(Extracted data entries)
==================================================

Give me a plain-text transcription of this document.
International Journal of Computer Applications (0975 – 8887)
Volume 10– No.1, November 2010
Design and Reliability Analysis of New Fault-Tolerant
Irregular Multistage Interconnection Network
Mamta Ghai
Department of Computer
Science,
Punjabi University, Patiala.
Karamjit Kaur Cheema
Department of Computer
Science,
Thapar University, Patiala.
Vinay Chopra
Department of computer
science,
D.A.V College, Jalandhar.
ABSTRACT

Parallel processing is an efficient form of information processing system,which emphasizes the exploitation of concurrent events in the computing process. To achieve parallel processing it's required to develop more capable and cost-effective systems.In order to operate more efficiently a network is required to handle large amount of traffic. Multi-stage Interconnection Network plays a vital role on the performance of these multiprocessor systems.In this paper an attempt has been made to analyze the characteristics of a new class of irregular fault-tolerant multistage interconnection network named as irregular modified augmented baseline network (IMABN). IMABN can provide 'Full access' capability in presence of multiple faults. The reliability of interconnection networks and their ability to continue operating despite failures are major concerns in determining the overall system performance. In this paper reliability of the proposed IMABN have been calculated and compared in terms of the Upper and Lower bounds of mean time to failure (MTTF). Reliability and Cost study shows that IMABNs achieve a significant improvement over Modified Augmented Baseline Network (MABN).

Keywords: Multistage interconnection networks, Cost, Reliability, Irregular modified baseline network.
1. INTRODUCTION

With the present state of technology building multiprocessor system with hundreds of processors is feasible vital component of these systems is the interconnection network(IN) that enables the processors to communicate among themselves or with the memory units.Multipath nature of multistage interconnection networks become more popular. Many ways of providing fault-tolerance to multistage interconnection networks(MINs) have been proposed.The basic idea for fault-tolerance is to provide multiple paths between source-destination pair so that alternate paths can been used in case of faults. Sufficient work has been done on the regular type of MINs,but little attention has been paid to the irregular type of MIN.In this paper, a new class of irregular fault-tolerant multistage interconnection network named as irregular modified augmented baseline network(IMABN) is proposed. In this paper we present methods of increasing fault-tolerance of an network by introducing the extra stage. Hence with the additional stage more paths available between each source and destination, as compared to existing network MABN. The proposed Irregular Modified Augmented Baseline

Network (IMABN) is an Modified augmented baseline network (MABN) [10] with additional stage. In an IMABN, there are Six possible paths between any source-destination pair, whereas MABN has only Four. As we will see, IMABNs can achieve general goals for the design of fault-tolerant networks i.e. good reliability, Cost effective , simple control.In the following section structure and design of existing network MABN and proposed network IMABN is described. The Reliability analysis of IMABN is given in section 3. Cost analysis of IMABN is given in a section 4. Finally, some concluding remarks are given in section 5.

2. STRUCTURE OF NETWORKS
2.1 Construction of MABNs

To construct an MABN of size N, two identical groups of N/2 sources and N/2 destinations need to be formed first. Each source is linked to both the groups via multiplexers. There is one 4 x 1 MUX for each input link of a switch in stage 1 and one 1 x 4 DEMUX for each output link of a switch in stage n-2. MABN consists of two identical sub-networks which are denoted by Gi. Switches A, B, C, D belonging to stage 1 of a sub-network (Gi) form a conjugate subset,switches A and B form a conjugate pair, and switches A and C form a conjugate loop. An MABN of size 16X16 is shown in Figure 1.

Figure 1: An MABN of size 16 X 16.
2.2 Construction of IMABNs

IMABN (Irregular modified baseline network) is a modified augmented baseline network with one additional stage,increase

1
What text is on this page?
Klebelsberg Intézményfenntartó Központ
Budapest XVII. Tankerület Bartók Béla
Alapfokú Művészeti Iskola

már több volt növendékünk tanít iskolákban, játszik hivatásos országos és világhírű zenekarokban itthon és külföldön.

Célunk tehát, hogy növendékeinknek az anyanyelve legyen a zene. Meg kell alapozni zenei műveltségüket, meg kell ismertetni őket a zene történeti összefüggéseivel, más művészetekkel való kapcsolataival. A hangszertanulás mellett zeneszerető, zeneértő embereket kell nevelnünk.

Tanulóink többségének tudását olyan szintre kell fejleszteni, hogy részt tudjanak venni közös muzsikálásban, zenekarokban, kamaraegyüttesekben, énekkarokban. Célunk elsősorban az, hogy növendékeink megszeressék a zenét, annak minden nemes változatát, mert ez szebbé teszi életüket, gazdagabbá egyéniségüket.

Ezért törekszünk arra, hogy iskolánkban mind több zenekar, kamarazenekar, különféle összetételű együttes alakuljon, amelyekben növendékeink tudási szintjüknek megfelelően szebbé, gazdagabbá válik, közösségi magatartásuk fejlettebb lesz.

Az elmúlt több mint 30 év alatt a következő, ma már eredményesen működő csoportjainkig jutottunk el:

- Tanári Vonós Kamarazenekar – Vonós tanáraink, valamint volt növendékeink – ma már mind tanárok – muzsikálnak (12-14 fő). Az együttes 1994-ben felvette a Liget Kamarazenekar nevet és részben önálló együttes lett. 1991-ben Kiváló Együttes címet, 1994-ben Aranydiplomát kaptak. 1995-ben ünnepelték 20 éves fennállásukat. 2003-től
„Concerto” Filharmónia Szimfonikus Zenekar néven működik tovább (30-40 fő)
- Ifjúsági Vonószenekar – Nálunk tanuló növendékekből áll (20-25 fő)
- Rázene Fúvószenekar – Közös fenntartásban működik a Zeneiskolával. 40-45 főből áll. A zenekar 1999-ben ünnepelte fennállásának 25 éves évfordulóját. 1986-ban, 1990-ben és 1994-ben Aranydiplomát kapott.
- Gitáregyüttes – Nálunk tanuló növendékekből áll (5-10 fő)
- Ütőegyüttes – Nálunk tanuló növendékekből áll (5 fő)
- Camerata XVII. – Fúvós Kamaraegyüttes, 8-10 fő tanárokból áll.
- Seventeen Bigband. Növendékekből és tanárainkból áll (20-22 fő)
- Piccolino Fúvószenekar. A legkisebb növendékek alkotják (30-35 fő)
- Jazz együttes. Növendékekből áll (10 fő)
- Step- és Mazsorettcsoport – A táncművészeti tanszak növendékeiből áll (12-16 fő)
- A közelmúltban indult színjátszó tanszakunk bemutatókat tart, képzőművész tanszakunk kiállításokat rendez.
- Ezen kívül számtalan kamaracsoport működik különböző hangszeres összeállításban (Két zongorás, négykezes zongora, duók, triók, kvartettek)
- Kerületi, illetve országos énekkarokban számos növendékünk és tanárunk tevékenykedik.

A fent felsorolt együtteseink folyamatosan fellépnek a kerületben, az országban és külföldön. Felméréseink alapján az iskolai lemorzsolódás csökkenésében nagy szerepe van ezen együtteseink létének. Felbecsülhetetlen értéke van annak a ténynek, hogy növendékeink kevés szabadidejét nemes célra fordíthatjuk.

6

==================================================

→ STATED GOAL:
Quote the entire listing above exactly.

→ EXERCISE RESULT:
Give me a plain-text transcription of this document.
International Journal of Computer Applications (0975 – 8887)
Volume 10– No.1, November 2010
Design and Reliability Analysis of New Fault-Tolerant
Irregular Multistage Interconnection Network
Mamta Ghai
Department of Computer
Science,
Punjabi University, Patiala.
Karamjit Kaur Cheema
Department of Computer
Science,
Thapar University, Patiala.
Vinay Chopra
Department of computer
science,
D.A.V College, Jalandhar.
ABSTRACT

Parallel processing is an efficient form of information processing system,which emphasizes the exploitation of concurrent events in the computing process. To achieve parallel processing it's required to develop more capable and cost-effective systems.In order to operate more efficiently a network is required to handle large amount of traffic. Multi-stage Interconnection Network plays a vital role on the performance of these multiprocessor systems.In this paper an attempt has been made to analyze the characteristics of a new class of irregular fault-tolerant multistage interconnection network named as irregular modified augmented baseline network (IMABN). IMABN can provide 'Full access' capability in presence of multiple faults. The reliability of interconnection networks and their ability to continue operating despite failures are major concerns in determining the overall system performance. In this paper reliability of the proposed IMABN have been calculated and compared in terms of the Upper and Lower bounds of mean time to failure (MTTF). Reliability and Cost study shows that IMABNs achieve a significant improvement over Modified Augmented Baseline Network (MABN).

Keywords: Multistage interconnection networks, Cost, Reliability, Irregular modified baseline network.
1. INTRODUCTION

With the present state of technology building multiprocessor system with hundreds of processors is feasible vital component of these systems is the interconnection network(IN) that enables the processors to communicate among themselves or with the memory units.Multipath nature of multistage interconnection networks become more popular. Many ways of providing fault-tolerance to multistage interconnection networks(MINs) have been proposed.The basic idea for fault-tolerance is to provide multiple paths between source-destination pair so that alternate paths can been used in case of faults. Sufficient work has been done on the regular type of MINs,but little attention has been paid to the irregular type of MIN.In this paper, a new class of irregular fault-tolerant multistage interconnection network named as irregular modified augmented baseline network(IMABN) is proposed. In this paper we present methods of increasing fault-tolerance of an network by introducing the extra stage. Hence with the additional stage more paths available between each source and destination, as compared to existing network MABN. The proposed Irregular Modified Augmented Baseline

Network (IMABN) is an Modified augmented baseline network (MABN) [10] with additional stage. In an IMABN, there are Six possible paths between any source-destination pair, whereas MABN has only Four. As we will see, IMABNs can achieve general goals for the design of fault-tolerant networks i.e. good reliability, Cost effective , simple control.In the following section structure and design of existing network MABN and proposed network IMABN is described. The Reliability analysis of IMABN is given in section 3. Cost analysis of IMABN is given in a section 4. Finally, some concluding remarks are given in section 5.

2. STRUCTURE OF NETWORKS
2.1 Construction of MABNs

To construct an MABN of size N, two identical groups of N/2 sources and N/2 destinations need to be formed first. Each source is linked to both the groups via multiplexers. There is one 4 x 1 MUX for each input link of a switch in stage 1 and one 1 x 4 DEMUX for each output link of a switch in stage n-2. MABN consists of two identical sub-networks which are denoted by Gi. Switches A, B, C, D belonging to stage 1 of a sub-network (Gi) form a conjugate subset,switches A and B form a conjugate pair, and switches A and C form a conjugate loop. An MABN of size 16X16 is shown in Figure 1.

Figure 1: An MABN of size 16 X 16.
2.2 Construction of IMABNs

IMABN (Irregular modified baseline network) is a modified augmented baseline network with one additional stage,increase

1
What text is on this page?
Klebelsberg Intézményfenntartó Központ
Budapest XVII. Tankerület Bartók Béla
Alapfokú Művészeti Iskola

már több volt növendékünk tanít iskolákban, játszik hivatásos országos és világhírű zenekarokban itthon és külföldön.

Célunk tehát, hogy növendékeinknek az anyanyelve legyen a zene. Meg kell alapozni zenei műveltségüket, meg kell ismertetni őket a zene történeti összefüggéseivel, más művészetekkel való kapcsolataival. A hangszertanulás mellett zeneszerető, zeneértő embereket kell nevelnünk.

Tanulóink többségének tudását olyan szintre kell fejleszteni, hogy részt tudjanak venni közös muzsikálásban, zenekarokban, kamaraegyüttesekben, énekkarokban. Célunk elsősorban az, hogy növendékeink megszeressék a zenét, annak minden nemes változatát, mert ez szebbé teszi életüket, gazdagabbá egyéniségüket.

Ezért törekszünk arra, hogy iskolánkban mind több zenekar, kamarazenekar, különféle összetételű együttes alakuljon, amelyekben növendékeink tudási szintjüknek megfelelően szebbé, gazdagabbá válik, közösségi magatartásuk fejlettebb lesz.

Az elmúlt több mint 30 év alatt a következő, ma már eredményesen működő csoportjainkig jutottunk el:

- Tanári Vonós Kamarazenekar – Vonós tanáraink, valamint volt növendékeink – ma már mind tanárok – muzsikálnak (12-14 fő). Az együttes 1994-ben felvette a Liget Kamarazenekar nevet és részben önálló együttes lett. 1991-ben Kiváló Együttes címet, 1994-ben Aranydiplomát kaptak. 1995-ben ünnepelték 20 éves fennállásukat. 2003-től
„Concerto” Filharmónia Szimfonikus Zenekar néven működik tovább (30-40 fő)
- Ifjúsági Vonószenekar – Nálunk tanuló növendékekből áll (20-25 fő)
- Rázene Fúvószenekar – Közös fenntartásban működik a Zeneiskolával. 40-45 főből áll. A zenekar 1999-ben ünnepelte fennállásának 25 éves évfordulóját. 1986-ban, 1990-ben és 1994-ben Aranydiplomát kapott.
- Gitáregyüttes – Nálunk tanuló növendékekből áll (5-10 fő)
- Ütőegyüttes – Nálunk tanuló növendékekből áll (5 fő)
- Camerata XVII. – Fúvós Kamaraegyüttes, 8-10 fő tanárokból áll.
- Seventeen Bigband. Növendékekből és tanárainkból áll (20-22 fő)
- Piccolino Fúvószenekar. A legkisebb növendékek alkotják (30-35 fő)
- Jazz együttes. Növendékekből áll (10 fő)
- Step- és Mazsorettcsoport – A táncművészeti tanszak növendékeiből áll (12-16 fő)
- A közelmúltban indult színjátszó tanszakunk bemutatókat tart, képzőművész tanszakunk kiállításokat rendez.
- Ezen kívül számtalan kamaracsoport működik különböző hangszeres összeállításban (Két zongorás, négykezes zongora, duók, triók, kvartettek)
- Kerületi, illetve országos énekkarokban számos növendékünk és tanárunk tevékenykedik.

A fent felsorolt együtteseink folyamatosan fellépnek a kerületben, az országban és külföldön. Felméréseink alapján az iskolai lemorzsolódás csökkenésében nagy szerepe van ezen együtteseink létének. Felbecsülhetetlen értéke van annak a ténynek, hogy növendékeink kevés szabadidejét nemes célra fordíthatjuk.

6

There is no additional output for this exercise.